_What to do_
Can you retype every record below exactly as written?

_Provided entries_
⁂
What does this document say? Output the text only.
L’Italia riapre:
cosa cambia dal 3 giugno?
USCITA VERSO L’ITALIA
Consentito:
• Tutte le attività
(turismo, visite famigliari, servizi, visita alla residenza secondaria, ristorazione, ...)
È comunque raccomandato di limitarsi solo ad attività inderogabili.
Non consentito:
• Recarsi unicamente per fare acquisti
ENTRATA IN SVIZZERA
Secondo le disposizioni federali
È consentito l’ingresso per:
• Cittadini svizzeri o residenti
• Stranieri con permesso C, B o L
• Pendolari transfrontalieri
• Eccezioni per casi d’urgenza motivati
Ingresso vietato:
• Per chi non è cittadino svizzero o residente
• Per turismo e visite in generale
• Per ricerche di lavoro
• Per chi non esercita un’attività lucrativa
⁂
_Worked solution_
What does this document say? Output the text only.
L’Italia riapre:
cosa cambia dal 3 giugno?
USCITA VERSO L’ITALIA
Consentito:
• Tutte le attività
(turismo, visite famigliari, servizi, visita alla residenza secondaria, ristorazione, ...)
È comunque raccomandato di limitarsi solo ad attività inderogabili.
Non consentito:
• Recarsi unicamente per fare acquisti
ENTRATA IN SVIZZERA
Secondo le disposizioni federali
È consentito l’ingresso per:
• Cittadini svizzeri o residenti
• Stranieri con permesso C, B o L
• Pendolari transfrontalieri
• Eccezioni per casi d’urgenza motivati
Ingresso vietato:
• Per chi non è cittadino svizzero o residente
• Per turismo e visite in generale
• Per ricerche di lavoro
• Per chi non esercita un’attività lucrativa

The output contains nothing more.